## start Record extracts
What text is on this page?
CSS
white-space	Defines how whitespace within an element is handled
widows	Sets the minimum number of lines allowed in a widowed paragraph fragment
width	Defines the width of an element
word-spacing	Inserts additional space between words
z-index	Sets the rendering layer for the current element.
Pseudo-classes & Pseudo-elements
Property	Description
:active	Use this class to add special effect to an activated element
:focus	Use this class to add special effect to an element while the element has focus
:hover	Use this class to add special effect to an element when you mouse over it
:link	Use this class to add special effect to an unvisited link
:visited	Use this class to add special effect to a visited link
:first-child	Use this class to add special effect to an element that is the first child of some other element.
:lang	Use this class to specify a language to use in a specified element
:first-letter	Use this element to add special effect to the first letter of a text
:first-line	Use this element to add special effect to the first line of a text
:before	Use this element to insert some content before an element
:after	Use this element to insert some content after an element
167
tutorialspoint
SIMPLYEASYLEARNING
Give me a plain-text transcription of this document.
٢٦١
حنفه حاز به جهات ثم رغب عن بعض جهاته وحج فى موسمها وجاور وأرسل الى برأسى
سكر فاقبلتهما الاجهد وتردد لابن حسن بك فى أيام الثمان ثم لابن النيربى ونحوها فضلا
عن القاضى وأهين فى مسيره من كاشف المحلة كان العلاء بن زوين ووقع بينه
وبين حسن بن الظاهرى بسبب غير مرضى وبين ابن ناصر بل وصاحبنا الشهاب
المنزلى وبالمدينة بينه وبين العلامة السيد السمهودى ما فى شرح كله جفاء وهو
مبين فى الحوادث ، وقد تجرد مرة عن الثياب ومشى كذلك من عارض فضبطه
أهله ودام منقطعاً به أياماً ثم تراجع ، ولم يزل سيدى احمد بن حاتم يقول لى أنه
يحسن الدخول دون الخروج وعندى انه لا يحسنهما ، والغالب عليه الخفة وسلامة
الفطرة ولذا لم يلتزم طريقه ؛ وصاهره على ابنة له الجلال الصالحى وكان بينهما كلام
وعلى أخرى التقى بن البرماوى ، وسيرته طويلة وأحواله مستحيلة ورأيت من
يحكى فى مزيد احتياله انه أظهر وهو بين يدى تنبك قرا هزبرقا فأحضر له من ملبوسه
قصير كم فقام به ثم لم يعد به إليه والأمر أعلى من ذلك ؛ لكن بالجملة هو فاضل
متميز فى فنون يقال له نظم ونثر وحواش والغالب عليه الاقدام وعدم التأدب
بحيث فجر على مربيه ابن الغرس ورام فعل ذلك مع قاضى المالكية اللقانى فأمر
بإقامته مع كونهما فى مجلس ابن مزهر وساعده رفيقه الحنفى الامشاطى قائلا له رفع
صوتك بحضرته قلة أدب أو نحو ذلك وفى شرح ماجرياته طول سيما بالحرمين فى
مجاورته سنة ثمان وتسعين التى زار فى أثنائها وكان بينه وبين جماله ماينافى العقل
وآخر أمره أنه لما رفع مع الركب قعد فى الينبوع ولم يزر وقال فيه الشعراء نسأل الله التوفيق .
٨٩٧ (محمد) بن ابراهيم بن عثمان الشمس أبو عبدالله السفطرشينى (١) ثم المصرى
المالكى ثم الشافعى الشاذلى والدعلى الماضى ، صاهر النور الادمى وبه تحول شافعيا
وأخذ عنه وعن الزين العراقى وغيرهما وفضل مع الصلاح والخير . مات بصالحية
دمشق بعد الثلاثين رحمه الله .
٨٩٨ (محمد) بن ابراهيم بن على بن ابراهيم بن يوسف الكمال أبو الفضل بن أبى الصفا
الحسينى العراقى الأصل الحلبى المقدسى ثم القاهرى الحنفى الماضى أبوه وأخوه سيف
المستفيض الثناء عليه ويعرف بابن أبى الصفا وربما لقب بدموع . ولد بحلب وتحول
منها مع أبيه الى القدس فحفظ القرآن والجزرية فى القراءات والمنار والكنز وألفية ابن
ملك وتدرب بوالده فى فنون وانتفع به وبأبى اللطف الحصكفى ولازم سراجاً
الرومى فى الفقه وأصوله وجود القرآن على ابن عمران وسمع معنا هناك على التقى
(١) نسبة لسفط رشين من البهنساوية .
## end Record extracts
§ **The problem**
Write out the material exactly as given.

§ **Output for this exercise**
What text is on this page?
CSS
white-space	Defines how whitespace within an element is handled
widows	Sets the minimum number of lines allowed in a widowed paragraph fragment
width	Defines the width of an element
word-spacing	Inserts additional space between words
z-index	Sets the rendering layer for the current element.
Pseudo-classes & Pseudo-elements
Property	Description
:active	Use this class to add special effect to an activated element
:focus	Use this class to add special effect to an element while the element has focus
:hover	Use this class to add special effect to an element when you mouse over it
:link	Use this class to add special effect to an unvisited link
:visited	Use this class to add special effect to a visited link
:first-child	Use this class to add special effect to an element that is the first child of some other element.
:lang	Use this class to specify a language to use in a specified element
:first-letter	Use this element to add special effect to the first letter of a text
:first-line	Use this element to add special effect to the first line of a text
:before	Use this element to insert some content before an element
:after	Use this element to insert some content after an element
167
tutorialspoint
SIMPLYEASYLEARNING
Give me a plain-text transcription of this document.
٢٦١
حنفه حاز به جهات ثم رغب عن بعض جهاته وحج فى موسمها وجاور وأرسل الى برأسى
سكر فاقبلتهما الاجهد وتردد لابن حسن بك فى أيام الثمان ثم لابن النيربى ونحوها فضلا
عن القاضى وأهين فى مسيره من كاشف المحلة كان العلاء بن زوين ووقع بينه
وبين حسن بن الظاهرى بسبب غير مرضى وبين ابن ناصر بل وصاحبنا الشهاب
المنزلى وبالمدينة بينه وبين العلامة السيد السمهودى ما فى شرح كله جفاء وهو
مبين فى الحوادث ، وقد تجرد مرة عن الثياب ومشى كذلك من عارض فضبطه
أهله ودام منقطعاً به أياماً ثم تراجع ، ولم يزل سيدى احمد بن حاتم يقول لى أنه
يحسن الدخول دون الخروج وعندى انه لا يحسنهما ، والغالب عليه الخفة وسلامة
الفطرة ولذا لم يلتزم طريقه ؛ وصاهره على ابنة له الجلال الصالحى وكان بينهما كلام
وعلى أخرى التقى بن البرماوى ، وسيرته طويلة وأحواله مستحيلة ورأيت من
يحكى فى مزيد احتياله انه أظهر وهو بين يدى تنبك قرا هزبرقا فأحضر له من ملبوسه
قصير كم فقام به ثم لم يعد به إليه والأمر أعلى من ذلك ؛ لكن بالجملة هو فاضل
متميز فى فنون يقال له نظم ونثر وحواش والغالب عليه الاقدام وعدم التأدب
بحيث فجر على مربيه ابن الغرس ورام فعل ذلك مع قاضى المالكية اللقانى فأمر
بإقامته مع كونهما فى مجلس ابن مزهر وساعده رفيقه الحنفى الامشاطى قائلا له رفع
صوتك بحضرته قلة أدب أو نحو ذلك وفى شرح ماجرياته طول سيما بالحرمين فى
مجاورته سنة ثمان وتسعين التى زار فى أثنائها وكان بينه وبين جماله ماينافى العقل
وآخر أمره أنه لما رفع مع الركب قعد فى الينبوع ولم يزر وقال فيه الشعراء نسأل الله التوفيق .
٨٩٧ (محمد) بن ابراهيم بن عثمان الشمس أبو عبدالله السفطرشينى (١) ثم المصرى
المالكى ثم الشافعى الشاذلى والدعلى الماضى ، صاهر النور الادمى وبه تحول شافعيا
وأخذ عنه وعن الزين العراقى وغيرهما وفضل مع الصلاح والخير . مات بصالحية
دمشق بعد الثلاثين رحمه الله .
٨٩٨ (محمد) بن ابراهيم بن على بن ابراهيم بن يوسف الكمال أبو الفضل بن أبى الصفا
الحسينى العراقى الأصل الحلبى المقدسى ثم القاهرى الحنفى الماضى أبوه وأخوه سيف
المستفيض الثناء عليه ويعرف بابن أبى الصفا وربما لقب بدموع . ولد بحلب وتحول
منها مع أبيه الى القدس فحفظ القرآن والجزرية فى القراءات والمنار والكنز وألفية ابن
ملك وتدرب بوالده فى فنون وانتفع به وبأبى اللطف الحصكفى ولازم سراجاً
الرومى فى الفقه وأصوله وجود القرآن على ابن عمران وسمع معنا هناك على التقى
(١) نسبة لسفط رشين من البهنساوية .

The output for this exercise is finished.